§ **Requirements**
Make an exact copy of the records, with the pictures left out.
>> Start
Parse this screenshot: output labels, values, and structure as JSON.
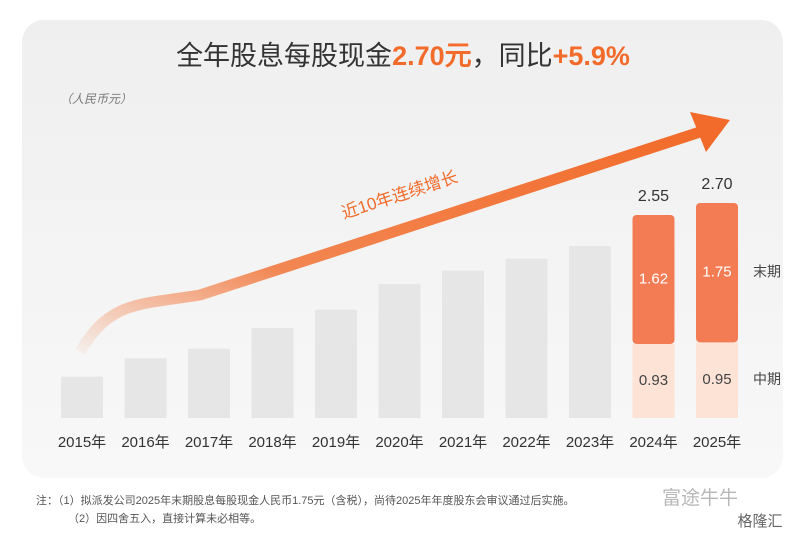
{
  "chart_data": {
    "type": "stacked_bar",
    "title_parts": [
      "全年股息每股现金",
      "2.70元",
      "，同比",
      "+5.9%"
    ],
    "unit_label": "（人民币元）",
    "annotation": "近10年连续增长",
    "categories": [
      "2015年",
      "2016年",
      "2017年",
      "2018年",
      "2019年",
      "2020年",
      "2021年",
      "2022年",
      "2023年",
      "2024年",
      "2025年"
    ],
    "series": [
      {
        "color": "#e6e6e6",
        "values": [
          0.52,
          0.75,
          0.87,
          1.13,
          1.36,
          1.68,
          1.85,
          2.0,
          2.16,
          null,
          null
        ]
      },
      {
        "name": "中期",
        "color": "#fde2d6",
        "values": [
          null,
          null,
          null,
          null,
          null,
          null,
          null,
          null,
          null,
          0.93,
          0.95
        ]
      },
      {
        "name": "末期",
        "color": "#f47c55",
        "values": [
          null,
          null,
          null,
          null,
          null,
          null,
          null,
          null,
          null,
          1.62,
          1.75
        ]
      }
    ],
    "totals": [
      null,
      null,
      null,
      null,
      null,
      null,
      null,
      null,
      null,
      2.55,
      2.7
    ],
    "totals_labels": [
      null,
      null,
      null,
      null,
      null,
      null,
      null,
      null,
      null,
      "2.55",
      "2.70"
    ],
    "accent_color": "#f26b2a",
    "notes": [
      "注：（1）拟派发公司2025年末期股息每股现金人民币1.75元（含税），尚待2025年年度股东会审议通过后实施。",
      "（2）因四舍五入，直接计算未必相等。"
    ],
    "watermarks": [
      "富途牛牛",
      "格隆汇"
    ]
  }
}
>> End
§ **Complete response**
Parse this screenshot: output labels, values, and structure as JSON.
{
  "chart_data": {
    "type": "stacked_bar",
    "title_parts": [
      "全年股息每股现金",
      "2.70元",
      "，同比",
      "+5.9%"
    ],
    "unit_label": "（人民币元）",
    "annotation": "近10年连续增长",
    "categories": [
      "2015年",
      "2016年",
      "2017年",
      "2018年",
      "2019年",
      "2020年",
      "2021年",
      "2022年",
      "2023年",
      "2024年",
      "2025年"
    ],
    "series": [
      {
        "color": "#e6e6e6",
        "values": [
          0.52,
          0.75,
          0.87,
          1.13,
          1.36,
          1.68,
          1.85,
          2.0,
          2.16,
          null,
          null
        ]
      },
      {
        "name": "中期",
        "color": "#fde2d6",
        "values": [
          null,
          null,
          null,
          null,
          null,
          null,
          null,
          null,
          null,
          0.93,
          0.95
        ]
      },
      {
        "name": "末期",
        "color": "#f47c55",
        "values": [
          null,
          null,
          null,
          null,
          null,
          null,
          null,
          null,
          null,
          1.62,
          1.75
        ]
      }
    ],
    "totals": [
      null,
      null,
      null,
      null,
      null,
      null,
      null,
      null,
      null,
      2.55,
      2.7
    ],
    "totals_labels": [
      null,
      null,
      null,
      null,
      null,
      null,
      null,
      null,
      null,
      "2.55",
      "2.70"
    ],
    "accent_color": "#f26b2a",
    "notes": [
      "注：（1）拟派发公司2025年末期股息每股现金人民币1.75元（含税），尚待2025年年度股东会审议通过后实施。",
      "（2）因四舍五入，直接计算未必相等。"
    ],
    "watermarks": [
      "富途牛牛",
      "格隆汇"
    ]
  }
}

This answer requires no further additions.